◆ Given problem:
Tally the lines of the listing that contain the string "type". Give the number and nothing else.

==== Input for this task ====

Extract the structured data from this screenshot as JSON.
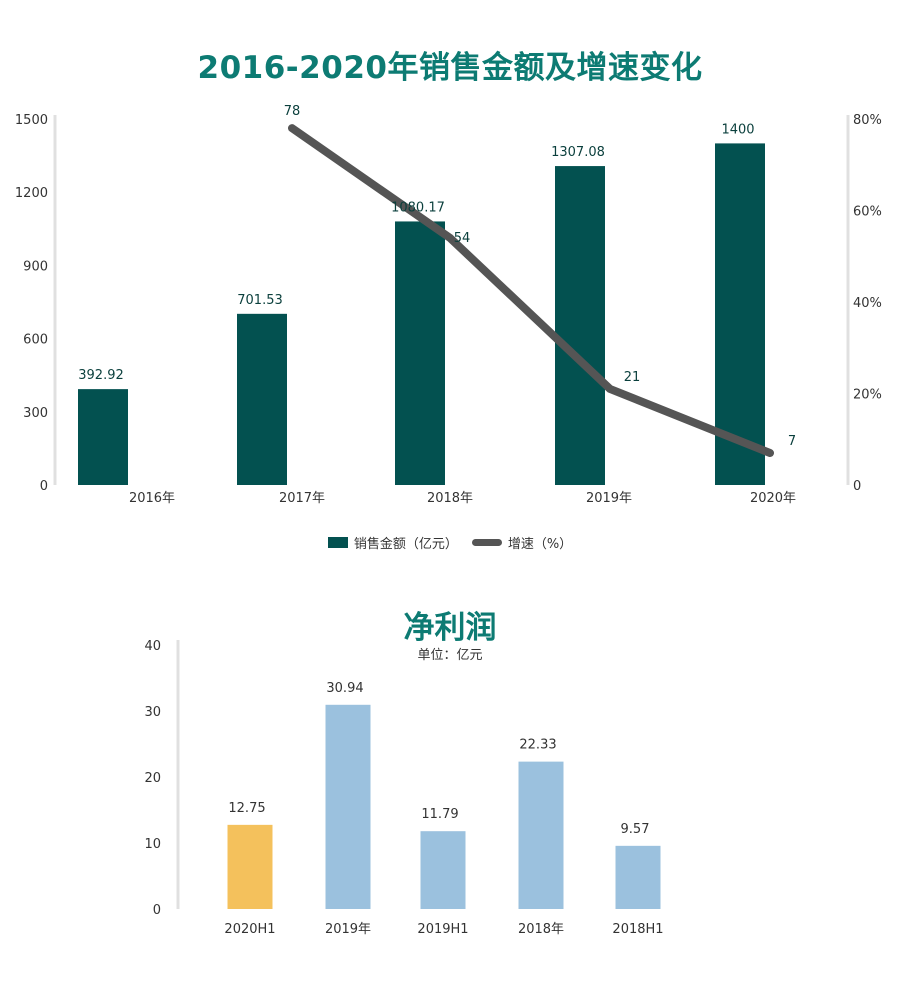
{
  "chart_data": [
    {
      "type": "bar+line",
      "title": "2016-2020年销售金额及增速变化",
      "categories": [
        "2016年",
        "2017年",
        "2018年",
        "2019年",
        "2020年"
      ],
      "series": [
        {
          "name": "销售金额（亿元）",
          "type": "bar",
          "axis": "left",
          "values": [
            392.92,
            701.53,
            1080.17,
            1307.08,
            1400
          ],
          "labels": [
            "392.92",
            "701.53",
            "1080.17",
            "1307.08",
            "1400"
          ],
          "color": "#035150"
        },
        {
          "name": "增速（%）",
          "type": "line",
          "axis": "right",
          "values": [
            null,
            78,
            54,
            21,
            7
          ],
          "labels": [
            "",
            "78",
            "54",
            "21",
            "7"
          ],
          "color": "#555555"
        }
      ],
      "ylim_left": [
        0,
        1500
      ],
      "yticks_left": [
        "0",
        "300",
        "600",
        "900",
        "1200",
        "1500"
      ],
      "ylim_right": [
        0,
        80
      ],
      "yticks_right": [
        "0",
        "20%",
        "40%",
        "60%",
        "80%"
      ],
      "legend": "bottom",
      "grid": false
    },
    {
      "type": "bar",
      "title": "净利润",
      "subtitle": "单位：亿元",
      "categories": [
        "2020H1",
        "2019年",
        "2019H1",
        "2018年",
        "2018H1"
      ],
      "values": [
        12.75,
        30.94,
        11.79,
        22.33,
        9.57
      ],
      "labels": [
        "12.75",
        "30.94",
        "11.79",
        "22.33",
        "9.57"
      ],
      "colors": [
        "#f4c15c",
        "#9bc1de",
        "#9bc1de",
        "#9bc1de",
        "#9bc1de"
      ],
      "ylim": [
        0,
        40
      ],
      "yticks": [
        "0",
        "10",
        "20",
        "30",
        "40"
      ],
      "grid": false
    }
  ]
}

====

◆ Output for this task:
4